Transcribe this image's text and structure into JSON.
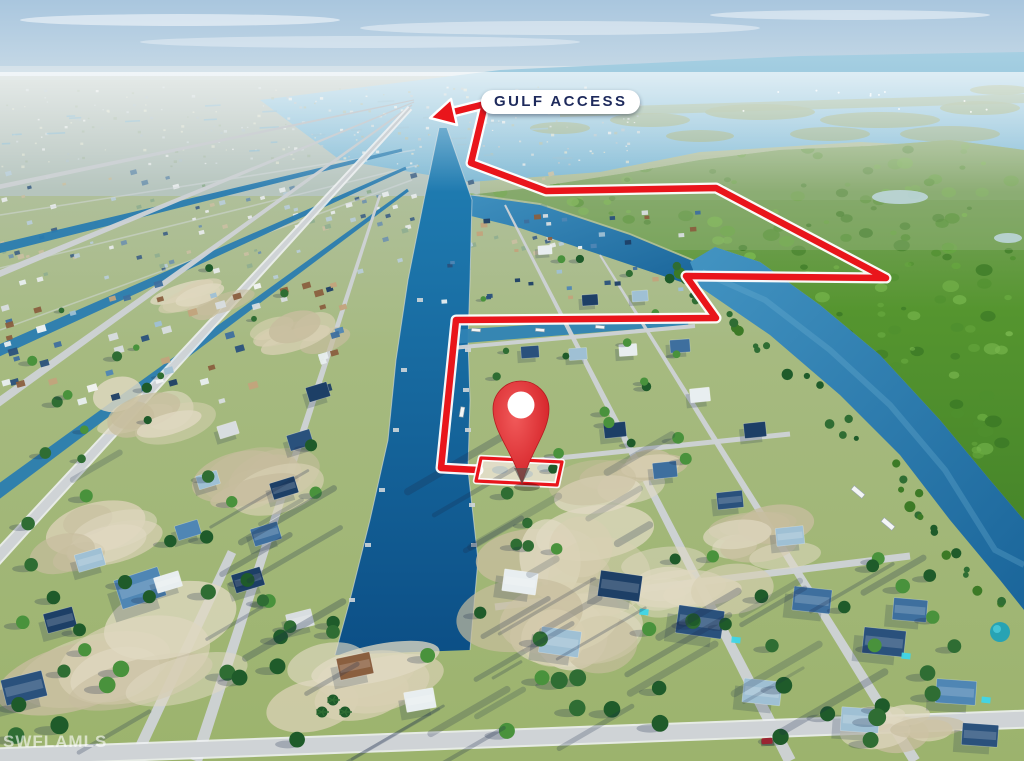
{
  "annotations": {
    "gulf_access_label": "GULF ACCESS",
    "watermark": "SWFLAMLS"
  },
  "colors": {
    "route_red": "#e9151b",
    "casing_white": "#ffffff",
    "label_text": "#1e2a5c",
    "label_bg": "#ffffff",
    "pin_red": "#e02a2e",
    "pin_red_dark": "#b51b20",
    "pin_tip": "#57514d",
    "pin_inner": "#ffffff",
    "watermark": "rgba(255,255,255,0.6)",
    "sky_top": "#a9c6de",
    "bay_blue": "#8fc2dc",
    "canal_blue": "#0f5a8f",
    "river_blue": "#2a80b2",
    "preserve_green": "#55952f",
    "land_green": "#a6ba80",
    "street_grey": "#cdd2d5",
    "curb_white": "#eef1f2",
    "sand": "#d8d0b3",
    "sand_dark": "#c7bd9e",
    "shadow": "rgba(26,43,74,0.25)",
    "tree_green": "#2f6d33",
    "car_red": "#c4232a"
  },
  "overlay": {
    "route_points": [
      [
        441,
        115
      ],
      [
        485,
        104
      ],
      [
        471,
        163
      ],
      [
        546,
        191
      ],
      [
        716,
        188
      ],
      [
        886,
        278
      ],
      [
        686,
        276
      ],
      [
        716,
        318
      ],
      [
        456,
        320
      ],
      [
        441,
        468
      ],
      [
        478,
        470
      ]
    ],
    "arrow_head": [
      [
        430,
        118
      ],
      [
        451,
        99
      ],
      [
        457,
        125
      ]
    ],
    "lot_outline": [
      [
        481,
        458
      ],
      [
        562,
        462
      ],
      [
        557,
        485
      ],
      [
        476,
        481
      ]
    ],
    "pin": {
      "cx": 521,
      "cy": 409,
      "r": 28,
      "inner_r": 13.5,
      "tip_x": 522,
      "tip_y": 484
    }
  },
  "scene": {
    "clouds": [
      [
        180,
        20,
        160,
        6,
        0.5
      ],
      [
        560,
        28,
        200,
        7,
        0.4
      ],
      [
        850,
        15,
        140,
        5,
        0.45
      ],
      [
        360,
        42,
        220,
        6,
        0.35
      ]
    ],
    "bay": [
      [
        260,
        100
      ],
      [
        500,
        70
      ],
      [
        800,
        56
      ],
      [
        1024,
        52
      ],
      [
        1024,
        150
      ],
      [
        860,
        142
      ],
      [
        700,
        152
      ],
      [
        600,
        172
      ],
      [
        470,
        182
      ],
      [
        340,
        160
      ]
    ],
    "shoreline": [
      [
        560,
        108
      ],
      [
        1024,
        94
      ],
      [
        1024,
        103
      ],
      [
        560,
        117
      ]
    ],
    "islands": [
      [
        650,
        120,
        40,
        7
      ],
      [
        760,
        112,
        55,
        8
      ],
      [
        880,
        120,
        60,
        8
      ],
      [
        980,
        108,
        40,
        7
      ],
      [
        560,
        128,
        30,
        6
      ],
      [
        700,
        136,
        34,
        6
      ],
      [
        830,
        134,
        40,
        7
      ],
      [
        950,
        134,
        50,
        8
      ],
      [
        1000,
        90,
        30,
        5
      ],
      [
        590,
        100,
        26,
        5
      ]
    ],
    "preserve": [
      [
        432,
        188
      ],
      [
        540,
        203
      ],
      [
        630,
        233
      ],
      [
        695,
        260
      ],
      [
        715,
        247
      ],
      [
        760,
        262
      ],
      [
        820,
        305
      ],
      [
        880,
        355
      ],
      [
        940,
        420
      ],
      [
        990,
        480
      ],
      [
        1024,
        520
      ],
      [
        1024,
        150
      ],
      [
        950,
        140
      ],
      [
        870,
        146
      ],
      [
        780,
        150
      ],
      [
        700,
        160
      ],
      [
        620,
        174
      ],
      [
        530,
        188
      ],
      [
        460,
        196
      ]
    ],
    "ponds": [
      [
        668,
        152,
        16,
        5
      ],
      [
        900,
        197,
        28,
        7
      ],
      [
        1008,
        238,
        14,
        5
      ],
      [
        648,
        142,
        10,
        4
      ]
    ],
    "marsh_mute": [
      [
        430,
        140,
        594,
        110,
        0.35
      ],
      [
        600,
        140,
        424,
        60,
        0.3
      ]
    ],
    "upper_canal": [
      [
        432,
        190
      ],
      [
        540,
        205
      ],
      [
        630,
        235
      ],
      [
        695,
        262
      ],
      [
        690,
        285
      ],
      [
        610,
        258
      ],
      [
        520,
        228
      ],
      [
        430,
        206
      ]
    ],
    "river": {
      "left": [
        [
          690,
          262
        ],
        [
          700,
          287
        ],
        [
          770,
          335
        ],
        [
          840,
          395
        ],
        [
          900,
          455
        ],
        [
          950,
          520
        ],
        [
          1000,
          580
        ],
        [
          1024,
          610
        ]
      ],
      "right": [
        [
          1024,
          520
        ],
        [
          990,
          480
        ],
        [
          940,
          420
        ],
        [
          880,
          355
        ],
        [
          820,
          305
        ],
        [
          760,
          262
        ],
        [
          715,
          247
        ]
      ],
      "center": [
        [
          702,
          272
        ],
        [
          765,
          300
        ],
        [
          830,
          350
        ],
        [
          890,
          405
        ],
        [
          945,
          470
        ],
        [
          995,
          550
        ],
        [
          1024,
          565
        ]
      ]
    },
    "central_canal": {
      "left": [
        [
          439,
          128
        ],
        [
          424,
          200
        ],
        [
          408,
          280
        ],
        [
          396,
          360
        ],
        [
          388,
          440
        ],
        [
          370,
          520
        ],
        [
          350,
          600
        ],
        [
          335,
          655
        ]
      ],
      "right": [
        [
          447,
          128
        ],
        [
          472,
          200
        ],
        [
          470,
          280
        ],
        [
          468,
          340
        ],
        [
          470,
          400
        ],
        [
          468,
          470
        ],
        [
          478,
          560
        ],
        [
          470,
          650
        ]
      ]
    },
    "canal_strips": [
      [
        [
          402,
          150
        ],
        [
          -40,
          258
        ],
        3,
        10
      ],
      [
        [
          406,
          168
        ],
        [
          -40,
          368
        ],
        3,
        12
      ],
      [
        [
          408,
          190
        ],
        [
          -40,
          520
        ],
        3,
        14
      ],
      [
        [
          452,
          337
        ],
        [
          688,
          320
        ],
        14,
        10
      ]
    ],
    "faint_cross_streets": [
      [
        [
          0,
          215
        ],
        [
          415,
          150
        ]
      ],
      [
        [
          0,
          268
        ],
        [
          418,
          165
        ]
      ],
      [
        [
          0,
          330
        ],
        [
          412,
          180
        ]
      ]
    ],
    "streets": [
      [
        [
          414,
          100
        ],
        [
          -40,
          195
        ],
        1,
        5,
        0
      ],
      [
        [
          414,
          102
        ],
        [
          -40,
          290
        ],
        1,
        7,
        0
      ],
      [
        [
          412,
          105
        ],
        [
          -40,
          430
        ],
        1.5,
        9,
        0
      ],
      [
        [
          410,
          108
        ],
        [
          -60,
          620
        ],
        2,
        11,
        1
      ],
      [
        [
          380,
          195
        ],
        [
          196,
          761
        ],
        2.5,
        12,
        0
      ],
      [
        [
          232,
          552
        ],
        [
          138,
          752
        ],
        9,
        11,
        0
      ],
      [
        [
          505,
          205
        ],
        [
          790,
          761
        ],
        2,
        12,
        0
      ],
      [
        [
          600,
          255
        ],
        [
          915,
          761
        ],
        2,
        11,
        0
      ],
      [
        [
          452,
          348
        ],
        [
          695,
          326
        ],
        4,
        4,
        0
      ],
      [
        [
          462,
          468
        ],
        [
          790,
          434
        ],
        5,
        5,
        0
      ],
      [
        [
          495,
          607
        ],
        [
          910,
          556
        ],
        7,
        7,
        0
      ],
      [
        [
          -5,
          757
        ],
        [
          1029,
          719
        ],
        15,
        15,
        1
      ]
    ],
    "sand_zones": [
      [
        130,
        650,
        120,
        55,
        -15
      ],
      [
        360,
        690,
        100,
        45,
        -12
      ],
      [
        555,
        545,
        80,
        55,
        -8
      ],
      [
        565,
        640,
        90,
        50,
        -8
      ],
      [
        700,
        580,
        70,
        35,
        -6
      ],
      [
        245,
        480,
        70,
        35,
        -16
      ],
      [
        150,
        410,
        60,
        30,
        -16
      ],
      [
        80,
        540,
        70,
        35,
        -15
      ],
      [
        620,
        480,
        60,
        30,
        -8
      ],
      [
        760,
        540,
        55,
        28,
        -6
      ],
      [
        300,
        330,
        50,
        22,
        -18
      ],
      [
        200,
        300,
        45,
        20,
        -18
      ],
      [
        905,
        720,
        60,
        25,
        -4
      ]
    ],
    "roof_palette": [
      "#1d3f66",
      "#2a517c",
      "#3e6f9e",
      "#4f86b4",
      "#9fc0d4",
      "#e8eef0",
      "#f2f4f4",
      "#c2a37c",
      "#8a5f3f",
      "#d8dde0"
    ],
    "houses": [
      [
        140,
        588,
        46,
        30,
        -18,
        3
      ],
      [
        24,
        688,
        42,
        26,
        -14,
        1
      ],
      [
        355,
        666,
        34,
        22,
        -12,
        8
      ],
      [
        620,
        586,
        42,
        26,
        8,
        0
      ],
      [
        700,
        622,
        46,
        28,
        8,
        1
      ],
      [
        560,
        642,
        40,
        26,
        8,
        4
      ],
      [
        812,
        600,
        38,
        24,
        6,
        2
      ],
      [
        884,
        642,
        42,
        26,
        6,
        1
      ],
      [
        956,
        692,
        40,
        24,
        4,
        3
      ],
      [
        762,
        692,
        38,
        24,
        6,
        4
      ],
      [
        520,
        582,
        34,
        22,
        8,
        5
      ],
      [
        318,
        392,
        22,
        15,
        -17,
        0
      ],
      [
        300,
        440,
        24,
        16,
        -17,
        1
      ],
      [
        284,
        488,
        26,
        17,
        -17,
        0
      ],
      [
        266,
        534,
        28,
        18,
        -17,
        2
      ],
      [
        248,
        580,
        30,
        19,
        -17,
        0
      ],
      [
        228,
        430,
        20,
        13,
        -17,
        9
      ],
      [
        208,
        480,
        22,
        14,
        -17,
        4
      ],
      [
        188,
        530,
        24,
        15,
        -17,
        3
      ],
      [
        168,
        582,
        26,
        16,
        -17,
        5
      ],
      [
        530,
        352,
        18,
        12,
        -4,
        1
      ],
      [
        578,
        354,
        18,
        12,
        -4,
        4
      ],
      [
        628,
        350,
        18,
        12,
        -4,
        5
      ],
      [
        680,
        346,
        20,
        13,
        -4,
        2
      ],
      [
        590,
        300,
        16,
        11,
        -4,
        0
      ],
      [
        640,
        296,
        16,
        11,
        -4,
        4
      ],
      [
        545,
        250,
        14,
        9,
        -4,
        5
      ],
      [
        615,
        430,
        22,
        15,
        -6,
        0
      ],
      [
        665,
        470,
        24,
        16,
        -6,
        2
      ],
      [
        730,
        500,
        26,
        17,
        -6,
        1
      ],
      [
        790,
        536,
        28,
        18,
        -6,
        4
      ],
      [
        700,
        395,
        20,
        14,
        -6,
        5
      ],
      [
        755,
        430,
        22,
        15,
        -6,
        0
      ],
      [
        910,
        610,
        34,
        22,
        5,
        2
      ],
      [
        980,
        735,
        36,
        22,
        4,
        1
      ],
      [
        860,
        720,
        38,
        24,
        4,
        4
      ],
      [
        420,
        700,
        30,
        20,
        -10,
        5
      ],
      [
        300,
        620,
        26,
        17,
        -14,
        9
      ],
      [
        90,
        560,
        28,
        18,
        -16,
        4
      ],
      [
        60,
        620,
        30,
        20,
        -15,
        0
      ]
    ],
    "pools": [
      [
        736,
        640
      ],
      [
        906,
        656
      ],
      [
        986,
        700
      ],
      [
        644,
        612
      ]
    ],
    "dome": [
      1000,
      632,
      10
    ],
    "boats": [
      [
        462,
        412,
        10,
        4,
        -80
      ],
      [
        858,
        492,
        14,
        5,
        40
      ],
      [
        888,
        524,
        14,
        5,
        40
      ],
      [
        476,
        330,
        9,
        3,
        5
      ],
      [
        540,
        330,
        9,
        3,
        5
      ],
      [
        600,
        327,
        9,
        3,
        5
      ]
    ],
    "car": [
      767,
      741
    ],
    "palms": [
      [
        333,
        700
      ],
      [
        345,
        712
      ],
      [
        322,
        712
      ]
    ]
  }
}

■ ■ ■ ■ ■

WORK TO DO: Point out every line holding the string "ffffff" and copy it.

ANSWER TO THIS EXERCISE:
    "casing_white": "#ffffff",
    "label_bg": "#ffffff",
    "pin_inner": "#ffffff",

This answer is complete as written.